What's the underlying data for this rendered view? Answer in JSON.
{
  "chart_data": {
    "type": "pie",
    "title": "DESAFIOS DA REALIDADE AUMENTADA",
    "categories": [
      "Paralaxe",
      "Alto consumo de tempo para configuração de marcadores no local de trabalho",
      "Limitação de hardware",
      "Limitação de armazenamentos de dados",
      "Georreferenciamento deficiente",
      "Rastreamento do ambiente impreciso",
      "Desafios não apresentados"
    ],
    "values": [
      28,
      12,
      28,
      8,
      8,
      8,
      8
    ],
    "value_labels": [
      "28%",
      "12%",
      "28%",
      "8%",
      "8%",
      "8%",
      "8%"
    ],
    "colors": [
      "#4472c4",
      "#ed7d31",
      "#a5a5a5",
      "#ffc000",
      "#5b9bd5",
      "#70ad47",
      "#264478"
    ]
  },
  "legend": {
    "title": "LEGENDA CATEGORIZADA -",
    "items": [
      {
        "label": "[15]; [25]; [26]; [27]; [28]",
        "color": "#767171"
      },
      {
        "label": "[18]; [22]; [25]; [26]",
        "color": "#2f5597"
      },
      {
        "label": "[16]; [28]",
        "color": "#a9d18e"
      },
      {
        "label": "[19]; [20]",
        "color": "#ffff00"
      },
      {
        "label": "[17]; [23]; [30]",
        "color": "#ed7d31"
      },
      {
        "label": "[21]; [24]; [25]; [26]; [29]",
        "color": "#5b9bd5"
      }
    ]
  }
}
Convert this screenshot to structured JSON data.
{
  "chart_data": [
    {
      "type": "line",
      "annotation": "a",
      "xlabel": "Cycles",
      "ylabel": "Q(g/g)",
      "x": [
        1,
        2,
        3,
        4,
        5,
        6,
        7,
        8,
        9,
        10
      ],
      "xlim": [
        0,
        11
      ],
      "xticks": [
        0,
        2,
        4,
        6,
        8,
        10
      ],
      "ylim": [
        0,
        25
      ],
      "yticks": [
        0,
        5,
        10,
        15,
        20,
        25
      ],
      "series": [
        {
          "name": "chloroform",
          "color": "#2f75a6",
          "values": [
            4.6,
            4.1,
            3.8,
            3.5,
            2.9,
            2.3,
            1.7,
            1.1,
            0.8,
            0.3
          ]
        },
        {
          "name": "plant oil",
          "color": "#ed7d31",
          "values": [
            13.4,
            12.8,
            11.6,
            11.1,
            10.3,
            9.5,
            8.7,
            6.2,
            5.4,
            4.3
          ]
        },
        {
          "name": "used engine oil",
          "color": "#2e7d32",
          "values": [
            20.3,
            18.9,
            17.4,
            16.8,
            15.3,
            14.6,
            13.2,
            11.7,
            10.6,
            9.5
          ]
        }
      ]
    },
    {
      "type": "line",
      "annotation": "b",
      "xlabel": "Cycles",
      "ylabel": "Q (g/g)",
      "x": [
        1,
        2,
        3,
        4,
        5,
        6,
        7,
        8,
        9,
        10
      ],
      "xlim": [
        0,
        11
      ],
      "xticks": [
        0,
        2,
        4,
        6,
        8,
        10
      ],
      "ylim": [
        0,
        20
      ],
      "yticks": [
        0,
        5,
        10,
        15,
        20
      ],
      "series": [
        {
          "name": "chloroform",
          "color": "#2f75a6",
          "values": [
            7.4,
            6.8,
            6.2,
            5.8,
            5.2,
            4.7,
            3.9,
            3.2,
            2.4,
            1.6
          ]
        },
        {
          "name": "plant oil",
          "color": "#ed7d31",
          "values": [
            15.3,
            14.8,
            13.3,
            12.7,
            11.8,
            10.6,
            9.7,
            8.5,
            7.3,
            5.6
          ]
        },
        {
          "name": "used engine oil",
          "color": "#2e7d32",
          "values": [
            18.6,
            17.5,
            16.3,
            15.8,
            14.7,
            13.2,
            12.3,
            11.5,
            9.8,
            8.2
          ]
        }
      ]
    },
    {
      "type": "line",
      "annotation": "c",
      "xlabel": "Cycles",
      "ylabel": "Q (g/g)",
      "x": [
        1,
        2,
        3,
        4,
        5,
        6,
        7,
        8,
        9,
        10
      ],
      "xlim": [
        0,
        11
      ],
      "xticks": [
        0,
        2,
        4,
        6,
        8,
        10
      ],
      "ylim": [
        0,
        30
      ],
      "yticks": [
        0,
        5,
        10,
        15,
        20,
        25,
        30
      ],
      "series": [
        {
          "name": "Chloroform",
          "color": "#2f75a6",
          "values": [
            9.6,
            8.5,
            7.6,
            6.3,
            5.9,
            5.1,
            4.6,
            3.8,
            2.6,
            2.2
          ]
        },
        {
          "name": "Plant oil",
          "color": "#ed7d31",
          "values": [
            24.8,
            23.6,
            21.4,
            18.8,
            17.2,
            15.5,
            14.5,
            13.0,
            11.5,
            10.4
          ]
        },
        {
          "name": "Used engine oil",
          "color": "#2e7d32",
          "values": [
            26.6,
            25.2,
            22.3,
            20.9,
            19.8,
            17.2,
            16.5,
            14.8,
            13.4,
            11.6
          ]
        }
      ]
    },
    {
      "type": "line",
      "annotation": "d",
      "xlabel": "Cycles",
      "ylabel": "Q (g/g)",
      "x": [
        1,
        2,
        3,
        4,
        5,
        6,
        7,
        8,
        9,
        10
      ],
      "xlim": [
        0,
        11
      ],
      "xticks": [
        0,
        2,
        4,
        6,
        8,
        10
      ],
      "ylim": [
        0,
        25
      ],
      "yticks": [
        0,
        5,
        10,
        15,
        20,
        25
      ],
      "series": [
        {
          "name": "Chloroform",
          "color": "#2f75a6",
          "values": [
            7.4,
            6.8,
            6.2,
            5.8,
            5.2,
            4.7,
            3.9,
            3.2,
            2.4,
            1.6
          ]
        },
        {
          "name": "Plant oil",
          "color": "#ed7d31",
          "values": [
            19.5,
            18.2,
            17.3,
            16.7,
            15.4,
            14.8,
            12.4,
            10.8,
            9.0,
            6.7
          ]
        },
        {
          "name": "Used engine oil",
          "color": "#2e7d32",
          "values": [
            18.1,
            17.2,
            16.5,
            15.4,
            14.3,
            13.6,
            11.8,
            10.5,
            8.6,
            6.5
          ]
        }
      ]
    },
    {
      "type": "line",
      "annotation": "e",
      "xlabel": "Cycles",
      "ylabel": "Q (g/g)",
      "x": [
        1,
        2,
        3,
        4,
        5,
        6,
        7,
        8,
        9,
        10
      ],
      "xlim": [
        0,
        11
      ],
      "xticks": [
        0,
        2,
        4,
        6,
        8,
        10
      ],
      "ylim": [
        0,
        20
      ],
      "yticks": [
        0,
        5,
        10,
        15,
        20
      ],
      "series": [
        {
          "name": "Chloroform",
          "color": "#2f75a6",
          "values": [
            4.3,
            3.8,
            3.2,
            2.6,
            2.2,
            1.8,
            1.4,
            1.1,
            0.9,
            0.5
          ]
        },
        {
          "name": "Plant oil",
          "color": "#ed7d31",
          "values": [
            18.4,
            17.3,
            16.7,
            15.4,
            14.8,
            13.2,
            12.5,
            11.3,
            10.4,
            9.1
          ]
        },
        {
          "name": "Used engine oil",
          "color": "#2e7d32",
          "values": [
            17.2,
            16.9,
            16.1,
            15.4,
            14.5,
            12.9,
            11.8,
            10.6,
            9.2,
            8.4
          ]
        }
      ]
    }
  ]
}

□ □ □

• AIM OF THE TASK:
Above are some records; extract every one of them exactly.

• RESULT OF THE EXERCISE:
What's the underlying data for this rendered view? Answer in JSON.
{
  "chart_data": {
    "type": "pie",
    "title": "DESAFIOS DA REALIDADE AUMENTADA",
    "categories": [
      "Paralaxe",
      "Alto consumo de tempo para configuração de marcadores no local de trabalho",
      "Limitação de hardware",
      "Limitação de armazenamentos de dados",
      "Georreferenciamento deficiente",
      "Rastreamento do ambiente impreciso",
      "Desafios não apresentados"
    ],
    "values": [
      28,
      12,
      28,
      8,
      8,
      8,
      8
    ],
    "value_labels": [
      "28%",
      "12%",
      "28%",
      "8%",
      "8%",
      "8%",
      "8%"
    ],
    "colors": [
      "#4472c4",
      "#ed7d31",
      "#a5a5a5",
      "#ffc000",
      "#5b9bd5",
      "#70ad47",
      "#264478"
    ]
  },
  "legend": {
    "title": "LEGENDA CATEGORIZADA -",
    "items": [
      {
        "label": "[15]; [25]; [26]; [27]; [28]",
        "color": "#767171"
      },
      {
        "label": "[18]; [22]; [25]; [26]",
        "color": "#2f5597"
      },
      {
        "label": "[16]; [28]",
        "color": "#a9d18e"
      },
      {
        "label": "[19]; [20]",
        "color": "#ffff00"
      },
      {
        "label": "[17]; [23]; [30]",
        "color": "#ed7d31"
      },
      {
        "label": "[21]; [24]; [25]; [26]; [29]",
        "color": "#5b9bd5"
      }
    ]
  }
}
Convert this screenshot to structured JSON data.
{
  "chart_data": [
    {
      "type": "line",
      "annotation": "a",
      "xlabel": "Cycles",
      "ylabel": "Q(g/g)",
      "x": [
        1,
        2,
        3,
        4,
        5,
        6,
        7,
        8,
        9,
        10
      ],
      "xlim": [
        0,
        11
      ],
      "xticks": [
        0,
        2,
        4,
        6,
        8,
        10
      ],
      "ylim": [
        0,
        25
      ],
      "yticks": [
        0,
        5,
        10,
        15,
        20,
        25
      ],
      "series": [
        {
          "name": "chloroform",
          "color": "#2f75a6",
          "values": [
            4.6,
            4.1,
            3.8,
            3.5,
            2.9,
            2.3,
            1.7,
            1.1,
            0.8,
            0.3
          ]
        },
        {
          "name": "plant oil",
          "color": "#ed7d31",
          "values": [
            13.4,
            12.8,
            11.6,
            11.1,
            10.3,
            9.5,
            8.7,
            6.2,
            5.4,
            4.3
          ]
        },
        {
          "name": "used engine oil",
          "color": "#2e7d32",
          "values": [
            20.3,
            18.9,
            17.4,
            16.8,
            15.3,
            14.6,
            13.2,
            11.7,
            10.6,
            9.5
          ]
        }
      ]
    },
    {
      "type": "line",
      "annotation": "b",
      "xlabel": "Cycles",
      "ylabel": "Q (g/g)",
      "x": [
        1,
        2,
        3,
        4,
        5,
        6,
        7,
        8,
        9,
        10
      ],
      "xlim": [
        0,
        11
      ],
      "xticks": [
        0,
        2,
        4,
        6,
        8,
        10
      ],
      "ylim": [
        0,
        20
      ],
      "yticks": [
        0,
        5,
        10,
        15,
        20
      ],
      "series": [
        {
          "name": "chloroform",
          "color": "#2f75a6",
          "values": [
            7.4,
            6.8,
            6.2,
            5.8,
            5.2,
            4.7,
            3.9,
            3.2,
            2.4,
            1.6
          ]
        },
        {
          "name": "plant oil",
          "color": "#ed7d31",
          "values": [
            15.3,
            14.8,
            13.3,
            12.7,
            11.8,
            10.6,
            9.7,
            8.5,
            7.3,
            5.6
          ]
        },
        {
          "name": "used engine oil",
          "color": "#2e7d32",
          "values": [
            18.6,
            17.5,
            16.3,
            15.8,
            14.7,
            13.2,
            12.3,
            11.5,
            9.8,
            8.2
          ]
        }
      ]
    },
    {
      "type": "line",
      "annotation": "c",
      "xlabel": "Cycles",
      "ylabel": "Q (g/g)",
      "x": [
        1,
        2,
        3,
        4,
        5,
        6,
        7,
        8,
        9,
        10
      ],
      "xlim": [
        0,
        11
      ],
      "xticks": [
        0,
        2,
        4,
        6,
        8,
        10
      ],
      "ylim": [
        0,
        30
      ],
      "yticks": [
        0,
        5,
        10,
        15,
        20,
        25,
        30
      ],
      "series": [
        {
          "name": "Chloroform",
          "color": "#2f75a6",
          "values": [
            9.6,
            8.5,
            7.6,
            6.3,
            5.9,
            5.1,
            4.6,
            3.8,
            2.6,
            2.2
          ]
        },
        {
          "name": "Plant oil",
          "color": "#ed7d31",
          "values": [
            24.8,
            23.6,
            21.4,
            18.8,
            17.2,
            15.5,
            14.5,
            13.0,
            11.5,
            10.4
          ]
        },
        {
          "name": "Used engine oil",
          "color": "#2e7d32",
          "values": [
            26.6,
            25.2,
            22.3,
            20.9,
            19.8,
            17.2,
            16.5,
            14.8,
            13.4,
            11.6
          ]
        }
      ]
    },
    {
      "type": "line",
      "annotation": "d",
      "xlabel": "Cycles",
      "ylabel": "Q (g/g)",
      "x": [
        1,
        2,
        3,
        4,
        5,
        6,
        7,
        8,
        9,
        10
      ],
      "xlim": [
        0,
        11
      ],
      "xticks": [
        0,
        2,
        4,
        6,
        8,
        10
      ],
      "ylim": [
        0,
        25
      ],
      "yticks": [
        0,
        5,
        10,
        15,
        20,
        25
      ],
      "series": [
        {
          "name": "Chloroform",
          "color": "#2f75a6",
          "values": [
            7.4,
            6.8,
            6.2,
            5.8,
            5.2,
            4.7,
            3.9,
            3.2,
            2.4,
            1.6
          ]
        },
        {
          "name": "Plant oil",
          "color": "#ed7d31",
          "values": [
            19.5,
            18.2,
            17.3,
            16.7,
            15.4,
            14.8,
            12.4,
            10.8,
            9.0,
            6.7
          ]
        },
        {
          "name": "Used engine oil",
          "color": "#2e7d32",
          "values": [
            18.1,
            17.2,
            16.5,
            15.4,
            14.3,
            13.6,
            11.8,
            10.5,
            8.6,
            6.5
          ]
        }
      ]
    },
    {
      "type": "line",
      "annotation": "e",
      "xlabel": "Cycles",
      "ylabel": "Q (g/g)",
      "x": [
        1,
        2,
        3,
        4,
        5,
        6,
        7,
        8,
        9,
        10
      ],
      "xlim": [
        0,
        11
      ],
      "xticks": [
        0,
        2,
        4,
        6,
        8,
        10
      ],
      "ylim": [
        0,
        20
      ],
      "yticks": [
        0,
        5,
        10,
        15,
        20
      ],
      "series": [
        {
          "name": "Chloroform",
          "color": "#2f75a6",
          "values": [
            4.3,
            3.8,
            3.2,
            2.6,
            2.2,
            1.8,
            1.4,
            1.1,
            0.9,
            0.5
          ]
        },
        {
          "name": "Plant oil",
          "color": "#ed7d31",
          "values": [
            18.4,
            17.3,
            16.7,
            15.4,
            14.8,
            13.2,
            12.5,
            11.3,
            10.4,
            9.1
          ]
        },
        {
          "name": "Used engine oil",
          "color": "#2e7d32",
          "values": [
            17.2,
            16.9,
            16.1,
            15.4,
            14.5,
            12.9,
            11.8,
            10.6,
            9.2,
            8.4
          ]
        }
      ]
    }
  ]
}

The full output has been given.